_Dataset entries_:
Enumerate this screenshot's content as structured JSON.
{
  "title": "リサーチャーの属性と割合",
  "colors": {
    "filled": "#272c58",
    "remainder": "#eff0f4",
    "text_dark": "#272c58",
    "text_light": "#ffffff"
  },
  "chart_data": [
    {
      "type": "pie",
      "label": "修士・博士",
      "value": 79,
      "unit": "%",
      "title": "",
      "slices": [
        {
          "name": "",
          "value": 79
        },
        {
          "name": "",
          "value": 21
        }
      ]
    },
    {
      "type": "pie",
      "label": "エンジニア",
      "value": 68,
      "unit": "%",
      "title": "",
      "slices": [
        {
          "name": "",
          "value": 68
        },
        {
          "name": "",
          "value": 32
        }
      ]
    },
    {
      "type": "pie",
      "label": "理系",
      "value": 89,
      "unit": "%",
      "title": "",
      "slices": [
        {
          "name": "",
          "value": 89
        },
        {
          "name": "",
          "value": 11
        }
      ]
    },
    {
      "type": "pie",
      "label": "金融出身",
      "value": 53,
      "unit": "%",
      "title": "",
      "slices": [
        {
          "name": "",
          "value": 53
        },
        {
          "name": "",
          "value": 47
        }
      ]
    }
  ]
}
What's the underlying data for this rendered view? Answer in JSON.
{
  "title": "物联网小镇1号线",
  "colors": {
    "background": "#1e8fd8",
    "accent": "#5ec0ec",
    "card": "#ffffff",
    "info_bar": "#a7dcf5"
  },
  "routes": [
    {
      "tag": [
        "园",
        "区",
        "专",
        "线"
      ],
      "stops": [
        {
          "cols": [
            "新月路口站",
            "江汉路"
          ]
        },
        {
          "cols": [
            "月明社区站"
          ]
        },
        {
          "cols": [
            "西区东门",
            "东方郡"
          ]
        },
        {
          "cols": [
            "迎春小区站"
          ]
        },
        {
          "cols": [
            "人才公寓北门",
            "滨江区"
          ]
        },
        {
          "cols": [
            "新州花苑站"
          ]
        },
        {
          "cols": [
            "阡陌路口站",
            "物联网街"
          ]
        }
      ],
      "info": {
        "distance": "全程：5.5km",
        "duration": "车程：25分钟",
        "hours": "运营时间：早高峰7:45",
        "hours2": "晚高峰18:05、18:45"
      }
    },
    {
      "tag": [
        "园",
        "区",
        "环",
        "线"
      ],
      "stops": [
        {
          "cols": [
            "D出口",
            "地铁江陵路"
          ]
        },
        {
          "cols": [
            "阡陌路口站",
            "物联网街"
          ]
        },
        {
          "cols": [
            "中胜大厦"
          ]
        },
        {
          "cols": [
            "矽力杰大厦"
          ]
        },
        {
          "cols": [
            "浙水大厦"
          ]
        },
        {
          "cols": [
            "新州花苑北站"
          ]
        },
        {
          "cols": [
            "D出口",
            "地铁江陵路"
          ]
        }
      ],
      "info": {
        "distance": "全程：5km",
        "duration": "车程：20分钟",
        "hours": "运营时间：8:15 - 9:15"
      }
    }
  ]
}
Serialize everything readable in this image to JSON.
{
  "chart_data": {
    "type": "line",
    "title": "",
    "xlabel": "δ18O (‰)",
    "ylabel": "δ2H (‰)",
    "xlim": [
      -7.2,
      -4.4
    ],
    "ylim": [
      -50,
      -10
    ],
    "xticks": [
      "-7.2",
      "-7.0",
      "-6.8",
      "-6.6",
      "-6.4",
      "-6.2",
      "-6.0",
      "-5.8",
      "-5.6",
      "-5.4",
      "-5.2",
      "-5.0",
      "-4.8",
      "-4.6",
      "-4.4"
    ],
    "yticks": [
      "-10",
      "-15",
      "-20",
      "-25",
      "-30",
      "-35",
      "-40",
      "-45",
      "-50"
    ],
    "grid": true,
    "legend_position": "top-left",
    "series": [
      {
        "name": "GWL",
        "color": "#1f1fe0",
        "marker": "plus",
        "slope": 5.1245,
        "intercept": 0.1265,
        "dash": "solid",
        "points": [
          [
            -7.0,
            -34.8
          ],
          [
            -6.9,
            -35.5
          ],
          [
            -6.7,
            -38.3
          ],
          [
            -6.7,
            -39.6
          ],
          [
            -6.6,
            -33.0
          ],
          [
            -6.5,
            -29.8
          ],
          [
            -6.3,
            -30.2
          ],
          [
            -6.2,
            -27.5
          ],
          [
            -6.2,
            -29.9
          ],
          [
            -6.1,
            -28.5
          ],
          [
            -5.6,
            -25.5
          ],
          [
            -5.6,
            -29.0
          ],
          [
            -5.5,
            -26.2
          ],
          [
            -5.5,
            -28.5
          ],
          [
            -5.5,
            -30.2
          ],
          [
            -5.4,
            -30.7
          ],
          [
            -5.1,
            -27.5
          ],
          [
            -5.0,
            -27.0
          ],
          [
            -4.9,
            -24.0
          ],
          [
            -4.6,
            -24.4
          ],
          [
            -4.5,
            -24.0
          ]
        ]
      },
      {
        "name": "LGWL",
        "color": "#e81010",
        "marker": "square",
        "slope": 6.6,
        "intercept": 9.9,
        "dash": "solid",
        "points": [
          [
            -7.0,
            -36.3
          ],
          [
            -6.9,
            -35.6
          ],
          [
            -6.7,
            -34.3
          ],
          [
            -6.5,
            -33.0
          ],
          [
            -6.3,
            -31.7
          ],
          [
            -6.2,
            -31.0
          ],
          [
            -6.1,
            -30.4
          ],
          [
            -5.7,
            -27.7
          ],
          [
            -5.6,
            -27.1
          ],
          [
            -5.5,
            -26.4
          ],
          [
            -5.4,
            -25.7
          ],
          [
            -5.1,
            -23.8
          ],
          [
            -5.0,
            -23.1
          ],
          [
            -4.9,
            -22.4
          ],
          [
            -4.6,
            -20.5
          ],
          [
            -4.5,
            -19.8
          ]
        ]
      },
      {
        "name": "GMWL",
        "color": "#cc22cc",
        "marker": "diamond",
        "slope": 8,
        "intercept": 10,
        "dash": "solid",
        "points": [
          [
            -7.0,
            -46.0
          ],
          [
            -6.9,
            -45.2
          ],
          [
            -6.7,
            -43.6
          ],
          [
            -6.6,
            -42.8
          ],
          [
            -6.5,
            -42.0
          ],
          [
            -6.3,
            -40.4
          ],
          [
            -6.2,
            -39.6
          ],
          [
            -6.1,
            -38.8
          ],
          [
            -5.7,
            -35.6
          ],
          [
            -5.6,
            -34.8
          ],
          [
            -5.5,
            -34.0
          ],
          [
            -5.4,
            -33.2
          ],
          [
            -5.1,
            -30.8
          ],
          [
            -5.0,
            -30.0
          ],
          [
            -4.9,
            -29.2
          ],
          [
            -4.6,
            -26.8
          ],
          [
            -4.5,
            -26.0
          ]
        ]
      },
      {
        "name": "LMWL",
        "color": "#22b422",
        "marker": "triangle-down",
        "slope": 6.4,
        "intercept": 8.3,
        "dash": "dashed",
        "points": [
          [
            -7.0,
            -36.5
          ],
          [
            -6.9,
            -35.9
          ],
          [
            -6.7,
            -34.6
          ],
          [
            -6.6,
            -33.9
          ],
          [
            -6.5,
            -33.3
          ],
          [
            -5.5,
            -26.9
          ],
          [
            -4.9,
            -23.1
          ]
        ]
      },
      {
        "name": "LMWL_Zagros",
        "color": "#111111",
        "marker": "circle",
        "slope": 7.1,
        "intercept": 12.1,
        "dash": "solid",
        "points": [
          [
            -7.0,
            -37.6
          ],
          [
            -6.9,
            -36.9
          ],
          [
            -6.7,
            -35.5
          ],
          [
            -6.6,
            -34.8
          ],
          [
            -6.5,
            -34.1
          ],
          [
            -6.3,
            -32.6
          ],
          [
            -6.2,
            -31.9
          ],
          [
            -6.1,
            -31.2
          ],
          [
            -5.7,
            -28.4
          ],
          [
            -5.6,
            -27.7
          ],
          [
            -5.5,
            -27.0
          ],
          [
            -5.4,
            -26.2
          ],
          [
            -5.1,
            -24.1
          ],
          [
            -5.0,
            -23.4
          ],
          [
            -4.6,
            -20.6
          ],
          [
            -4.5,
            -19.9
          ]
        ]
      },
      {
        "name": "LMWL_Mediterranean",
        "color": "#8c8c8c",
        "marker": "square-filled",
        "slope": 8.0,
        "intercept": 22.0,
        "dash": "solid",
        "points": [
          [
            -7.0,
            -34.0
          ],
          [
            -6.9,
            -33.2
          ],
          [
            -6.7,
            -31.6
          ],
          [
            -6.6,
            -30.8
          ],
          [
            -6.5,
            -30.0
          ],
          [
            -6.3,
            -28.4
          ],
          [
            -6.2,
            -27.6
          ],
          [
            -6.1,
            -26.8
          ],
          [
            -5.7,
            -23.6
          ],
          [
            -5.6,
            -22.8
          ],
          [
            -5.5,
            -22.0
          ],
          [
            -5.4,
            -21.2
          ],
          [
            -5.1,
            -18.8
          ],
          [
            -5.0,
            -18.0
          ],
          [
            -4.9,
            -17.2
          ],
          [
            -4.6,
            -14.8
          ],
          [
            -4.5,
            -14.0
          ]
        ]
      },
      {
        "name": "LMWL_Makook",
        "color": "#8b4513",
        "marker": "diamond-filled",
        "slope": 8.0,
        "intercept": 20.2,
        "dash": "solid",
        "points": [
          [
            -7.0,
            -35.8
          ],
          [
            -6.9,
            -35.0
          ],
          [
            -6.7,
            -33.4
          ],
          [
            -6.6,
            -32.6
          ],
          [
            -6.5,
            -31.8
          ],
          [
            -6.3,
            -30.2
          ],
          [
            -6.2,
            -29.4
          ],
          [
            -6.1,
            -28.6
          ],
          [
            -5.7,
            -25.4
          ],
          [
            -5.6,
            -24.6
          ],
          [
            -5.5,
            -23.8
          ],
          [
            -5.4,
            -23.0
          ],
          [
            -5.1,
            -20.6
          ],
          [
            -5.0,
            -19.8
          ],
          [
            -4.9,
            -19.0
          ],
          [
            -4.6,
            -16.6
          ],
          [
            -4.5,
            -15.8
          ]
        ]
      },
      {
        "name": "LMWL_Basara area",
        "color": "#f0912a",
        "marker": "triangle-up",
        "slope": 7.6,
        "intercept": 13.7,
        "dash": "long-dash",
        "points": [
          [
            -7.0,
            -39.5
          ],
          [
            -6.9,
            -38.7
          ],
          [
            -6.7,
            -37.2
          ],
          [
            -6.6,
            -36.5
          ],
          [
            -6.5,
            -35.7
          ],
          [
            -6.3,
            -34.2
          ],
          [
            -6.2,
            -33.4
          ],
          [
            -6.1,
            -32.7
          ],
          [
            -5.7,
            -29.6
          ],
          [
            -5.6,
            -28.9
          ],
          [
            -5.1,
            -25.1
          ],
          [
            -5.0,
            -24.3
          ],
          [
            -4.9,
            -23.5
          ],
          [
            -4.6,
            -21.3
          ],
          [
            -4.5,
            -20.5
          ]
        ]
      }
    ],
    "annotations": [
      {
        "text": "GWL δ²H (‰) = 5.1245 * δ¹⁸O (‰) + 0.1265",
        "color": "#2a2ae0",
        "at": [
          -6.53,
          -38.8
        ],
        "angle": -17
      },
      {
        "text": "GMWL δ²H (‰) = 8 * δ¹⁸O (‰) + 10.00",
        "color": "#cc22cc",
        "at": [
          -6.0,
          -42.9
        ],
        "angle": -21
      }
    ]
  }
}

_Aim of the task_:
Write out every line of the listing that holds the word "JSON".

_Response for this exercise_:
Enumerate this screenshot's content as structured JSON.
What's the underlying data for this rendered view? Answer in JSON.
Serialize everything readable in this image to JSON.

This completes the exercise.